- **SUPPLIED PASSAGE**
Reuters US Domestic News Summary

Following is a summary of current US domestic news briefs.

Seeking escape from home, Kansas man robs bank, goes straight to jail

A Kansas man robbed a bank last week in order to go to jail and avoid his wife, court documents showed. Lawrence John Ripple, 70, told his wife following a fight on Friday that "he'd rather be in jail than at home."

Oakland moves to fire four officers, suspend seven over sex scandal

The mayor of Oakland, California, said on Wednesday she had moved to fire four police officers and suspend seven more in connection with a sex scandal that has roiled the department in recent months. The Oakland Police Department has been racked with problems, including the resignation of three police chiefs in quick succession after news of the scandal involving a teenage sex worker and police officers emerged in local media in June.

Mural depicts Maine governor as Klansman, Mickey Mouse

A graffiti artist lampooned Maine Governor Paul LePage in a mural depicting the two-term Republican wearing a Ku Klux Klan cape and hood, two weeks after he left a profane voicemail for a Democratic lawmaker he believed had called him a racist. The mural, which appeared over the weekend in Portland on a wall where graffiti is allowed by law, has been repainted to remove the reference to the white supremacist group, with the hood replaced with Mickey Mouse ears and a new caption "no hate" joining the existing "racist homophobe moron governor," in which the word "governor" was struck through.

Closing private detention centers for migrants would pose problems: U.S. agents

Federal immigration agents have raised concerns about the U.S. government possibly ending its use of private detention centers used to detain undocumented migrants, a potential policy shift that some say could damage the United States' capacity to enforce its immigration laws. In line with a Justice Department move to phase out privately managed federal prisons, the Department of Homeland Security (DHS) said last month it would consider a similar change for the centers where thousands of migrants are detained, including those who have entered the country illegally and those seeking asylum or some other protected status.

Ferguson, Missouri, protest leader found shot dead in burning car: police

Missouri detectives have not determined a motive or identified any witnesses in an investigation into the death of a man who led protests in the city of Ferguson following the fatal 2014 shooting of Michael Brown by a law enforcement officer, police said on Wednesday. Protest leader Darren Seals, 29, was found shot inside a burning car in the village of Riverview, about five miles east of Ferguson, early on Tuesday, St. Louis County Police said in a statement.

Party lines split U.S. on terror threat 15 years after 9/11: poll

With the 15th anniversary of the 9/11 attacks nearing, Americans are sharply divided on party lines over the threat of a major terrorist attack on the United States, according to a poll released on Wednesday. Forty percent of Americans say the ability of terrorists to strike the United States is greater than it was at the time of the Sept. 11, 2001 attacks, according to the Pew Research Center survey of 1,201 adults.

- **PROBLEM 1**
According to the news summary, in which village was Darren Seals found shot inside a burning car?
- **PROBLEM 2**
Rewrite the news summary from "Mural depicts Maine" through "was struck through.", inclusive, changing "graffiti artist" to "street artist".

- **SUPPLIED INFORMATION**
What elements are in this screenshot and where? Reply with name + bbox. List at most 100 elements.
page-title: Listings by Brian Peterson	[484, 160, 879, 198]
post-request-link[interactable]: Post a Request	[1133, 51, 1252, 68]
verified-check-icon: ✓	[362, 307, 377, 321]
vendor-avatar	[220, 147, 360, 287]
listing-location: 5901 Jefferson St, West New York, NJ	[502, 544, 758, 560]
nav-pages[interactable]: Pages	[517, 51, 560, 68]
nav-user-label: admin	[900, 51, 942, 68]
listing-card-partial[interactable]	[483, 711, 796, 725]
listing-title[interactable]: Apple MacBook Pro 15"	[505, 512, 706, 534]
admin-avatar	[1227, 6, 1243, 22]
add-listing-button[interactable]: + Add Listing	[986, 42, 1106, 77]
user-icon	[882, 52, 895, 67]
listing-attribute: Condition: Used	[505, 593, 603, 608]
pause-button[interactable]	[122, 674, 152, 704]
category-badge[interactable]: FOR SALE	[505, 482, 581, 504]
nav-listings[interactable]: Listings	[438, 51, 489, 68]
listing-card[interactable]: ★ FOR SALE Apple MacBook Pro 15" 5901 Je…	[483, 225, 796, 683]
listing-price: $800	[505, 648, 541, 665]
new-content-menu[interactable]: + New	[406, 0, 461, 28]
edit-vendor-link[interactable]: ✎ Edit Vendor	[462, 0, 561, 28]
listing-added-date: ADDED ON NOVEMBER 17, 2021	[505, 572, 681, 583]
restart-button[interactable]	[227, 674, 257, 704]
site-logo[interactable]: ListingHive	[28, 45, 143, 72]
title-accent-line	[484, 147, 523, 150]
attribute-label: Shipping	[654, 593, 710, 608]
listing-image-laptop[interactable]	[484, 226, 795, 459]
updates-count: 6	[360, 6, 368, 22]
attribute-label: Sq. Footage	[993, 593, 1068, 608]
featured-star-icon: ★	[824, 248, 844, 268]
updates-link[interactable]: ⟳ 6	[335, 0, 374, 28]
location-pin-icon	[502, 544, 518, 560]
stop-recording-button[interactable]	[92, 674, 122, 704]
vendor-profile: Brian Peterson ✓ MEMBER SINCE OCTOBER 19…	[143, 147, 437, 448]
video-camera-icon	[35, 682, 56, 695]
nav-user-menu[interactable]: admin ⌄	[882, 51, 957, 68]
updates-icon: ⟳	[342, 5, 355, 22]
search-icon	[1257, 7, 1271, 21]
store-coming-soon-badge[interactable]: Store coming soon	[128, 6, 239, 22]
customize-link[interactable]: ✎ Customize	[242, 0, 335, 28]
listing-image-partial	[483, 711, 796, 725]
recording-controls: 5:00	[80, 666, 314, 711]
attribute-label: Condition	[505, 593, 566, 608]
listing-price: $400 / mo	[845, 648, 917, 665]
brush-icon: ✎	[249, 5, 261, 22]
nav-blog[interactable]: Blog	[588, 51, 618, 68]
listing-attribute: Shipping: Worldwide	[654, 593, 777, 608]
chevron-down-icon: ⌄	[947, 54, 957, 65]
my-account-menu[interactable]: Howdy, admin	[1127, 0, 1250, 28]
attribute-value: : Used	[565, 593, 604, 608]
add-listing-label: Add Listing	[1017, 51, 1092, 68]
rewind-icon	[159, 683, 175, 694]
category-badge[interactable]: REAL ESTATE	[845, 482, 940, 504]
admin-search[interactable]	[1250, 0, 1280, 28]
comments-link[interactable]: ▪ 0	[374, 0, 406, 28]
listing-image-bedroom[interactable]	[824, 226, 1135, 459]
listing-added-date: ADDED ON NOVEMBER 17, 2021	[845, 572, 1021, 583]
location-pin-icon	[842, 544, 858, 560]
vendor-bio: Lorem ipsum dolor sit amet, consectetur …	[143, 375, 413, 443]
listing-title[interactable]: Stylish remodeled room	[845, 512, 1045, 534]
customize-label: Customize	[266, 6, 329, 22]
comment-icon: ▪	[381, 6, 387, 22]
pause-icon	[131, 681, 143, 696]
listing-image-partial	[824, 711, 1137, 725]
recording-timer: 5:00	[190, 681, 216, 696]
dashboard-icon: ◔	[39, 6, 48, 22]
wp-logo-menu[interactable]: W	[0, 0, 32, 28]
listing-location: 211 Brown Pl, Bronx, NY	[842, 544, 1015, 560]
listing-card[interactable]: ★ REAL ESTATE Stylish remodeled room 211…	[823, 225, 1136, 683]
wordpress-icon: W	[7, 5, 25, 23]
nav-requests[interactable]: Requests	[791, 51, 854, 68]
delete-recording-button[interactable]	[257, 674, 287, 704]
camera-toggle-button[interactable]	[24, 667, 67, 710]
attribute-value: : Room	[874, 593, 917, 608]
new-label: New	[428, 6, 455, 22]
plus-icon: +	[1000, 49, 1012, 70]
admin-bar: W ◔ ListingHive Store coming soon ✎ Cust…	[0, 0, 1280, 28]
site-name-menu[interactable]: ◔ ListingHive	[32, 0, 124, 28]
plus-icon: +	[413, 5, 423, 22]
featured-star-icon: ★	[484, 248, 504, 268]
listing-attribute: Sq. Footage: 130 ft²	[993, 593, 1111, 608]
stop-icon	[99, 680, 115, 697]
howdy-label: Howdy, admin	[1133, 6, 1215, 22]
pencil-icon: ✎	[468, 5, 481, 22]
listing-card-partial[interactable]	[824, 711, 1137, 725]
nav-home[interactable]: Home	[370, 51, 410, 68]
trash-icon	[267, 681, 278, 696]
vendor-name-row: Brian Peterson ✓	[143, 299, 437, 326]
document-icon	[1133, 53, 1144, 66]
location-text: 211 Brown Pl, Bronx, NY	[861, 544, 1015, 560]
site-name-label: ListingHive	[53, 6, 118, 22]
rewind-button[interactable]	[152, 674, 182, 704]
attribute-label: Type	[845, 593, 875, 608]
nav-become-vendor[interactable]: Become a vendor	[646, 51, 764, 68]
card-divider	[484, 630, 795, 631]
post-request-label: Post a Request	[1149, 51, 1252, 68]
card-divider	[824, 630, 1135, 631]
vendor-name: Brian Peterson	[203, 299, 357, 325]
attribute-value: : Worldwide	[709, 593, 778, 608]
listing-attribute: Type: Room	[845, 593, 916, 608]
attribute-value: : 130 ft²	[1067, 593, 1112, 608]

- **TASK SOLUTION 1**
Riverview

- **TASK SOLUTION 2**
Mural depicts Maine governor as Klansman, Mickey Mouse

A street artist lampooned Maine Governor Paul LePage in a mural depicting the two-term Republican wearing a Ku Klux Klan cape and hood, two weeks after he left a profane voicemail for a Democratic lawmaker he believed had called him a racist. The mural, which appeared over the weekend in Portland on a wall where graffiti is allowed by law, has been repainted to remove the reference to the white supremacist group, with the hood replaced with Mickey Mouse ears and a new caption "no hate" joining the existing "racist homophobe moron governor," in which the word "governor" was struck through.